— Short problem —
Extract the lines beginning at the one that holds "Read all visible content and emit it as JSON." and ending at the final line of the material below, keeping them exact and leaving out all pictures.

----

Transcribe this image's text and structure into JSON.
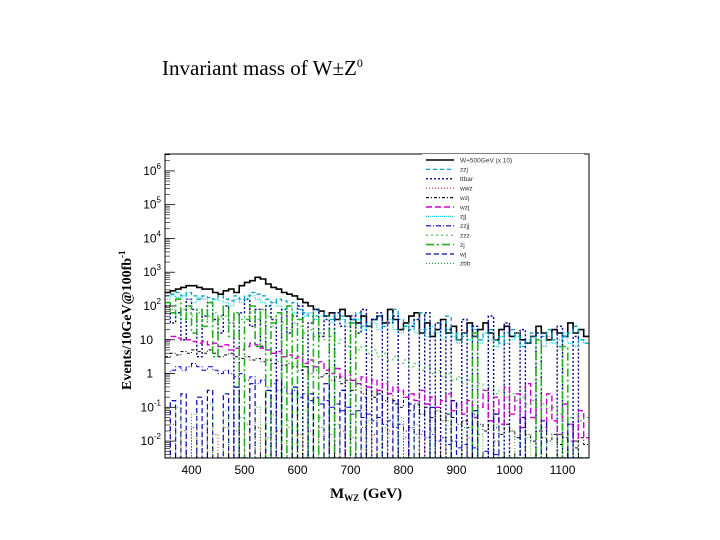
{
  "slide": {
    "title_main": "Invariant mass of W",
    "title_pm": "±",
    "title_z": "Z",
    "title_sup": "0"
  },
  "chart_data": {
    "type": "line",
    "style": "histogram, log-scale y",
    "xlabel": "M",
    "xlabel_sub": "WZ",
    "xlabel_unit": "(GeV)",
    "ylabel": "Events/10GeV@100fb",
    "ylabel_sup": "-1",
    "xlim": [
      350,
      1150
    ],
    "ylim_log10": [
      -2.5,
      6.5
    ],
    "x_ticks": [
      400,
      500,
      600,
      700,
      800,
      900,
      1000,
      1100
    ],
    "y_ticks": [
      {
        "exp": -2,
        "base": "10",
        "sup": "-2"
      },
      {
        "exp": -1,
        "base": "10",
        "sup": "-1"
      },
      {
        "exp": 0,
        "base": "1",
        "sup": ""
      },
      {
        "exp": 1,
        "base": "10",
        "sup": ""
      },
      {
        "exp": 2,
        "base": "10",
        "sup": "2"
      },
      {
        "exp": 3,
        "base": "10",
        "sup": "3"
      },
      {
        "exp": 4,
        "base": "10",
        "sup": "4"
      },
      {
        "exp": 5,
        "base": "10",
        "sup": "5"
      },
      {
        "exp": 6,
        "base": "10",
        "sup": "6"
      }
    ],
    "legend_position": "top-right",
    "series": [
      {
        "name": "W+500GeV (x 10)",
        "color": "#000000",
        "dash": "",
        "width": 1.6,
        "log10_values": [
          2.4,
          2.45,
          2.5,
          2.55,
          2.6,
          2.6,
          2.55,
          2.5,
          2.5,
          2.4,
          2.35,
          2.45,
          2.5,
          2.4,
          2.6,
          2.7,
          2.75,
          2.85,
          2.8,
          2.65,
          2.55,
          2.5,
          2.4,
          2.35,
          2.3,
          2.2,
          2.1,
          2.0,
          1.9,
          1.85,
          1.7,
          1.8,
          1.6,
          1.9,
          1.7,
          1.6,
          1.5,
          1.7,
          1.4,
          1.6,
          1.7,
          1.5,
          1.9,
          1.6,
          1.3,
          1.5,
          1.7,
          1.8,
          1.2,
          1.5,
          1.1,
          1.3,
          1.6,
          1.2,
          1.4,
          1.0,
          1.2,
          1.5,
          1.1,
          1.3,
          1.5,
          1.2,
          1.0,
          1.3,
          1.4,
          1.1,
          1.2,
          1.0,
          0.9,
          1.1,
          1.4,
          1.2,
          1.0,
          1.3,
          1.2,
          1.1,
          1.5,
          1.2,
          1.3,
          1.1
        ]
      },
      {
        "name": "zzj",
        "color": "#00a0c0",
        "dash": "4 3",
        "width": 1.3,
        "log10_values": [
          2.3,
          2.35,
          2.4,
          2.3,
          2.4,
          2.3,
          2.2,
          2.3,
          2.25,
          2.2,
          2.3,
          2.2,
          2.15,
          2.3,
          2.2,
          2.3,
          2.4,
          2.35,
          2.3,
          2.2,
          2.1,
          2.2,
          2.15,
          2.0,
          2.1,
          1.9,
          1.8,
          1.7,
          1.9,
          1.8,
          1.7,
          1.6,
          1.8,
          1.7,
          1.5,
          1.6,
          1.8,
          1.4,
          1.5,
          1.6,
          1.7,
          1.4,
          1.5,
          1.9,
          1.6,
          1.4,
          1.3,
          1.6,
          1.8,
          1.3,
          1.2,
          1.5,
          1.3,
          1.7,
          1.2,
          1.0,
          1.1,
          1.4,
          1.3,
          1.0,
          1.2,
          1.3,
          1.0,
          0.9,
          1.2,
          1.3,
          1.1,
          0.8,
          1.0,
          1.2,
          0.9,
          1.1,
          1.3,
          1.0,
          0.8,
          1.1,
          1.2,
          1.4,
          1.0,
          0.9
        ]
      },
      {
        "name": "ttbar",
        "color": "#000080",
        "dash": "2 2",
        "width": 1.4,
        "log10_values": [
          2.0,
          1.5,
          1.8,
          1.0,
          2.2,
          1.9,
          0.5,
          1.7,
          2.1,
          1.6,
          1.2,
          2.0,
          1.5,
          -2.5,
          1.8,
          2.2,
          1.4,
          1.9,
          0.8,
          2.0,
          1.6,
          -2.5,
          1.9,
          1.2,
          1.7,
          2.0,
          -2.5,
          1.5,
          1.9,
          1.1,
          1.6,
          -2.5,
          1.8,
          1.4,
          -2.5,
          1.7,
          1.2,
          1.9,
          -2.5,
          1.6,
          1.8,
          -2.5,
          1.5,
          1.7,
          -2.5,
          -2.5,
          1.4,
          1.6,
          -2.5,
          1.8,
          -2.5,
          1.5,
          -2.5,
          1.3,
          -2.5,
          -2.5,
          1.6,
          -2.5,
          1.4,
          -2.5,
          -2.5,
          1.7,
          -2.5,
          -2.5,
          1.5,
          -2.5,
          -2.5,
          1.3,
          -2.5,
          -2.5,
          1.2,
          -2.5,
          -2.5,
          -2.5,
          1.4,
          -2.5,
          -2.5,
          1.1,
          -2.5,
          -2.5
        ]
      },
      {
        "name": "wwz",
        "color": "#b03030",
        "dash": "1 2",
        "width": 1.1,
        "log10_values": [
          -2.5,
          -1.5,
          -2.5,
          -1.7,
          -2.5,
          -1.6,
          -2.5,
          -1.5,
          -2.5,
          -1.8,
          -2.5,
          -1.6,
          -2.5,
          -1.7,
          -2.5,
          -1.5,
          -2.5,
          -1.6,
          -2.5,
          -1.9,
          -2.5,
          -1.7,
          -2.5,
          -1.6,
          -2.5,
          -1.8,
          -2.5,
          -1.7,
          -2.5,
          -1.6,
          -2.5,
          -1.8,
          -2.5,
          -1.7,
          -2.5,
          -1.9,
          -2.5,
          -1.6,
          -2.5,
          -1.8,
          -2.5,
          -2.5,
          -1.7,
          -2.5,
          -2.5,
          -1.9,
          -2.5,
          -2.5,
          -1.8,
          -2.5,
          -2.5,
          -2.5,
          -1.9,
          -2.5,
          -2.5,
          -2.5,
          -2.5,
          -1.9,
          -2.5,
          -2.5,
          -2.5,
          -2.5,
          -2.0,
          -2.5,
          -2.5,
          -2.5,
          -2.5,
          -2.5,
          -2.5,
          -2.5,
          -2.5,
          -2.5,
          -2.5,
          -2.5,
          -2.5,
          -2.5,
          -2.5,
          -2.5,
          -2.5,
          -2.5
        ]
      },
      {
        "name": "wzj",
        "color": "#000000",
        "dash": "3 2 1 2",
        "width": 1.0,
        "log10_values": [
          0.5,
          0.6,
          0.55,
          0.65,
          0.6,
          0.7,
          0.65,
          0.6,
          0.7,
          0.6,
          0.5,
          0.55,
          0.6,
          0.5,
          0.45,
          0.5,
          0.4,
          0.45,
          0.35,
          0.4,
          0.3,
          0.35,
          0.25,
          0.3,
          0.2,
          0.1,
          0.2,
          0.0,
          0.1,
          -0.1,
          0.0,
          -0.2,
          -0.1,
          -0.3,
          -0.2,
          -0.5,
          -0.3,
          -0.6,
          -0.4,
          -0.7,
          -0.5,
          -0.8,
          -0.6,
          -0.9,
          -1.0,
          -0.7,
          -1.1,
          -0.9,
          -1.2,
          -1.0,
          -1.3,
          -1.1,
          -1.4,
          -1.2,
          -1.3,
          -1.5,
          -1.4,
          -1.6,
          -1.2,
          -1.5,
          -1.7,
          -1.4,
          -1.6,
          -1.8,
          -1.5,
          -1.7,
          -1.9,
          -1.6,
          -1.8,
          -2.0,
          -1.7,
          -1.9,
          -2.0,
          -1.8,
          -2.1,
          -1.9,
          -2.0,
          -2.2,
          -1.9,
          -2.1
        ]
      },
      {
        "name": "wzj",
        "color": "#cc00cc",
        "dash": "6 3",
        "width": 1.4,
        "log10_values": [
          1.0,
          1.1,
          1.05,
          1.0,
          1.0,
          0.95,
          0.9,
          0.95,
          0.85,
          0.9,
          0.8,
          0.85,
          0.7,
          0.75,
          0.7,
          0.8,
          0.9,
          0.85,
          0.75,
          0.7,
          0.6,
          0.65,
          0.5,
          0.55,
          0.45,
          0.5,
          0.3,
          0.4,
          0.2,
          0.35,
          0.1,
          0.0,
          0.15,
          -0.1,
          0.05,
          -0.2,
          -0.3,
          -0.1,
          -0.4,
          -0.2,
          -0.5,
          -0.3,
          -0.6,
          -0.4,
          -0.5,
          -0.7,
          -0.6,
          -0.8,
          -0.5,
          -0.9,
          -0.7,
          -1.0,
          -0.8,
          -0.6,
          -1.1,
          -0.9,
          -1.2,
          -0.8,
          -1.3,
          -1.0,
          -0.5,
          -1.4,
          -0.7,
          -1.5,
          -0.4,
          -1.2,
          -0.6,
          -1.6,
          -0.3,
          -1.3,
          -0.8,
          -1.7,
          -0.6,
          -1.4,
          -1.8,
          -0.9,
          -1.5,
          -2.0,
          -1.1,
          -1.9
        ]
      },
      {
        "name": "zjj",
        "color": "#00c8d8",
        "dash": "1 1",
        "width": 1.0,
        "log10_values": [
          2.2,
          2.3,
          2.25,
          2.3,
          2.2,
          2.1,
          2.25,
          2.2,
          2.1,
          2.2,
          2.15,
          2.1,
          2.0,
          2.2,
          2.1,
          2.2,
          2.3,
          2.2,
          2.1,
          2.0,
          2.1,
          2.0,
          1.9,
          2.0,
          1.8,
          1.9,
          1.7,
          1.8,
          1.6,
          1.7,
          1.6,
          1.5,
          1.7,
          1.6,
          1.4,
          1.5,
          1.6,
          1.3,
          1.4,
          1.5,
          1.3,
          1.4,
          1.6,
          1.3,
          1.2,
          1.4,
          1.5,
          1.2,
          1.3,
          1.1,
          1.4,
          1.2,
          1.0,
          1.3,
          1.1,
          0.9,
          1.2,
          1.0,
          1.1,
          0.9,
          1.2,
          1.0,
          0.8,
          1.1,
          0.9,
          1.0,
          1.2,
          0.8,
          0.9,
          1.1,
          1.0,
          0.8,
          1.1,
          0.9,
          1.0,
          1.2,
          0.9,
          0.8,
          1.0,
          0.9
        ]
      },
      {
        "name": "zzjj",
        "color": "#0000cc",
        "dash": "5 2 1 2",
        "width": 1.0,
        "log10_values": [
          0.0,
          0.1,
          0.2,
          0.1,
          0.2,
          0.3,
          0.2,
          0.1,
          0.2,
          0.1,
          0.0,
          0.1,
          0.0,
          -0.1,
          0.0,
          -0.2,
          -0.1,
          -0.3,
          -0.2,
          -0.4,
          -0.3,
          -0.5,
          -0.4,
          -0.6,
          -0.5,
          -0.7,
          -0.6,
          -0.8,
          -0.7,
          -0.9,
          -0.8,
          -1.0,
          -0.9,
          -1.1,
          -1.0,
          -1.2,
          -1.1,
          -1.3,
          -1.2,
          -1.4,
          -1.3,
          -1.5,
          -1.4,
          -1.6,
          -1.5,
          -1.7,
          -1.6,
          -1.8,
          -1.7,
          -1.9,
          -1.8,
          -2.0,
          -1.9,
          -2.1,
          -2.0,
          -2.2,
          -2.1,
          -2.5,
          -2.2,
          -2.5,
          -2.3,
          -2.5,
          -2.4,
          -2.5,
          -2.5,
          -2.5,
          -2.5,
          -2.5,
          -2.5,
          -2.5,
          -2.5,
          -2.5,
          -2.5,
          -2.5,
          -2.5,
          -2.5,
          -2.5,
          -2.5,
          -2.5,
          -2.5
        ]
      },
      {
        "name": "zzz",
        "color": "#40c040",
        "dash": "2 3",
        "width": 1.0,
        "log10_values": [
          1.8,
          1.9,
          1.7,
          1.9,
          1.8,
          1.7,
          1.8,
          1.6,
          1.7,
          1.8,
          1.6,
          1.7,
          1.5,
          1.8,
          1.6,
          1.7,
          1.8,
          1.6,
          1.5,
          1.7,
          1.4,
          1.6,
          1.5,
          1.3,
          1.5,
          1.4,
          1.2,
          1.3,
          1.1,
          1.2,
          1.0,
          1.1,
          0.9,
          1.0,
          0.8,
          0.9,
          0.7,
          0.8,
          0.6,
          0.7,
          0.5,
          0.6,
          0.4,
          0.5,
          0.3,
          0.4,
          0.2,
          0.3,
          0.1,
          0.2,
          0.0,
          0.1,
          -0.1,
          0.0,
          -0.2,
          -0.1,
          -0.3,
          -0.2,
          -0.4,
          -0.3,
          -0.5,
          -0.4,
          -0.6,
          -0.5,
          -0.7,
          -0.6,
          -0.8,
          -0.7,
          -0.9,
          -0.8,
          -1.0,
          -0.9,
          -1.1,
          -1.0,
          -1.2,
          -1.1,
          -1.3,
          -1.2,
          -1.4,
          -1.3
        ]
      },
      {
        "name": "zj",
        "color": "#20b020",
        "dash": "8 3 2 3",
        "width": 1.6,
        "log10_values": [
          2.1,
          1.8,
          2.2,
          1.6,
          2.0,
          1.2,
          1.9,
          1.4,
          2.1,
          0.5,
          1.7,
          2.0,
          1.1,
          1.8,
          -2.5,
          1.6,
          2.0,
          0.8,
          1.9,
          -2.5,
          1.5,
          1.8,
          -2.5,
          2.0,
          -2.5,
          1.6,
          0.2,
          -2.5,
          1.7,
          -2.5,
          -2.5,
          1.3,
          -2.5,
          -2.5,
          -2.5,
          1.5,
          -2.5,
          -2.5,
          -2.5,
          -2.5,
          -2.5,
          -2.5,
          -2.5,
          -2.5,
          -2.5,
          -2.5,
          -2.5,
          -2.5,
          -2.5,
          -2.5,
          -2.5,
          -2.5,
          -2.5,
          -2.5,
          -2.5,
          -2.5,
          -2.5,
          -2.5,
          1.2,
          -2.5,
          -2.5,
          -2.5,
          -2.5,
          -2.5,
          -2.5,
          -2.5,
          -2.5,
          -2.5,
          -2.5,
          -2.5,
          1.0,
          -2.5,
          -2.5,
          -2.5,
          -2.5,
          0.8,
          -2.5,
          -2.5,
          -2.5,
          -2.5
        ]
      },
      {
        "name": "wj",
        "color": "#0000aa",
        "dash": "5 3",
        "width": 1.2,
        "log10_values": [
          -2.5,
          -0.8,
          -2.5,
          -0.6,
          -2.5,
          -2.5,
          -0.7,
          -2.5,
          -0.5,
          -2.5,
          -2.5,
          -0.6,
          -2.5,
          -0.4,
          -2.5,
          -2.5,
          -0.3,
          -2.5,
          -2.5,
          -0.5,
          -2.5,
          -0.2,
          -2.5,
          -2.5,
          -0.4,
          -2.5,
          -2.5,
          -0.6,
          -2.5,
          -2.5,
          -0.3,
          -2.5,
          -2.5,
          -0.5,
          -2.5,
          -2.5,
          -2.5,
          -0.7,
          -2.5,
          -2.5,
          -0.6,
          -2.5,
          -2.5,
          -0.8,
          -2.5,
          -2.5,
          -0.9,
          -2.5,
          -2.5,
          -2.5,
          -1.0,
          -2.5,
          -2.5,
          -2.5,
          -0.8,
          -2.5,
          -2.5,
          -2.5,
          -1.1,
          -2.5,
          -2.5,
          -2.5,
          -1.2,
          -2.5,
          -2.5,
          -2.5,
          -2.5,
          -1.3,
          -2.5,
          -2.5,
          -2.5,
          -1.4,
          -2.5,
          -2.5,
          -2.5,
          -2.5,
          -1.5,
          -2.5,
          -2.5,
          -2.5
        ]
      },
      {
        "name": "zbb",
        "color": "#30a030",
        "dash": "1 2",
        "width": 1.0,
        "log10_values": [
          -2.5,
          -2.5,
          -1.0,
          -2.5,
          -2.5,
          -1.2,
          -2.5,
          -2.5,
          -0.9,
          -2.5,
          -2.5,
          -1.1,
          -2.5,
          -2.5,
          -1.3,
          -2.5,
          -2.5,
          -1.0,
          -2.5,
          -2.5,
          -1.2,
          -2.5,
          -2.5,
          -1.4,
          -2.5,
          -2.5,
          -1.1,
          -2.5,
          -2.5,
          -1.3,
          -2.5,
          -2.5,
          -1.5,
          -2.5,
          -2.5,
          -1.2,
          -2.5,
          -2.5,
          -1.4,
          -2.5,
          -2.5,
          -1.6,
          -2.5,
          -2.5,
          -1.3,
          -2.5,
          -2.5,
          -1.5,
          -2.5,
          -2.5,
          -1.7,
          -2.5,
          -2.5,
          -1.4,
          -2.5,
          -2.5,
          -1.6,
          -2.5,
          -2.5,
          -1.8,
          -2.5,
          -2.5,
          -1.5,
          -2.5,
          -2.5,
          -1.7,
          -2.5,
          -2.5,
          -1.9,
          -2.5,
          -2.5,
          -1.6,
          -2.5,
          -2.5,
          -1.8,
          -2.5,
          -2.5,
          -2.0,
          -2.5,
          -2.5
        ]
      }
    ]
  }
}
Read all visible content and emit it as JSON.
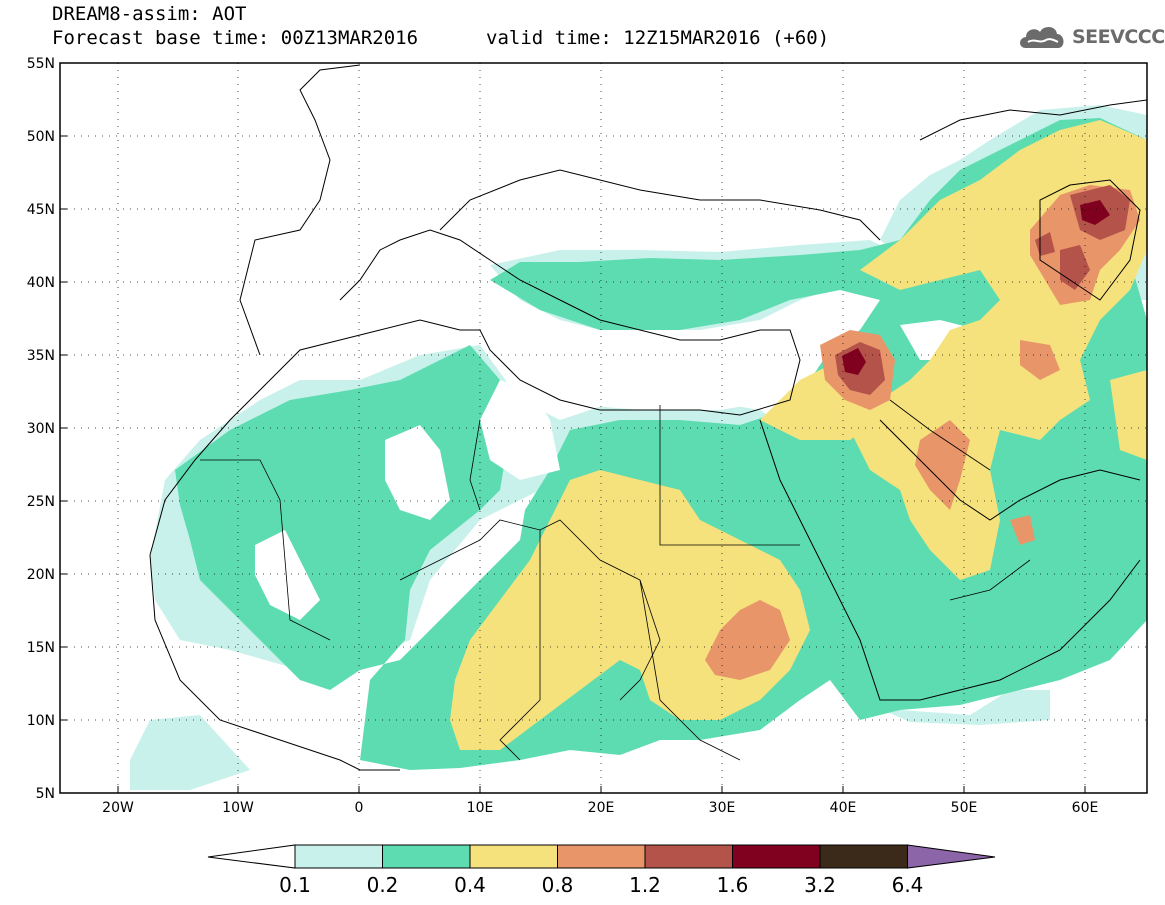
{
  "header": {
    "title_line1": "DREAM8-assim: AOT",
    "base_time": "Forecast base time: 00Z13MAR2016",
    "valid_time": "valid time: 12Z15MAR2016 (+60)",
    "logo_text": "SEEVCCC",
    "logo_icon": "cloud-icon"
  },
  "axes": {
    "lat_labels": [
      "55N",
      "50N",
      "45N",
      "40N",
      "35N",
      "30N",
      "25N",
      "20N",
      "15N",
      "10N",
      "5N"
    ],
    "lon_labels": [
      "20W",
      "10W",
      "0",
      "10E",
      "20E",
      "30E",
      "40E",
      "50E",
      "60E"
    ],
    "lat_range": [
      5,
      55
    ],
    "lon_range": [
      -25,
      65
    ]
  },
  "colorbar": {
    "thresholds": [
      "0.1",
      "0.2",
      "0.4",
      "0.8",
      "1.2",
      "1.6",
      "3.2",
      "6.4"
    ],
    "colors": [
      "#ffffff",
      "#c8f1eb",
      "#5ddcb1",
      "#f6e27c",
      "#e8956a",
      "#b4534a",
      "#800020",
      "#3b2a1a",
      "#8c64a8"
    ]
  }
}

----

— Solution for this task —
Read all visible content and emit it as JSON.
{
  "header": {
    "title_line1": "DREAM8-assim: AOT",
    "base_time": "Forecast base time: 00Z13MAR2016",
    "valid_time": "valid time: 12Z15MAR2016 (+60)",
    "logo_text": "SEEVCCC",
    "logo_icon": "cloud-icon"
  },
  "axes": {
    "lat_labels": [
      "55N",
      "50N",
      "45N",
      "40N",
      "35N",
      "30N",
      "25N",
      "20N",
      "15N",
      "10N",
      "5N"
    ],
    "lon_labels": [
      "20W",
      "10W",
      "0",
      "10E",
      "20E",
      "30E",
      "40E",
      "50E",
      "60E"
    ],
    "lat_range": [
      5,
      55
    ],
    "lon_range": [
      -25,
      65
    ]
  },
  "colorbar": {
    "thresholds": [
      "0.1",
      "0.2",
      "0.4",
      "0.8",
      "1.2",
      "1.6",
      "3.2",
      "6.4"
    ],
    "colors": [
      "#ffffff",
      "#c8f1eb",
      "#5ddcb1",
      "#f6e27c",
      "#e8956a",
      "#b4534a",
      "#800020",
      "#3b2a1a",
      "#8c64a8"
    ]
  }
}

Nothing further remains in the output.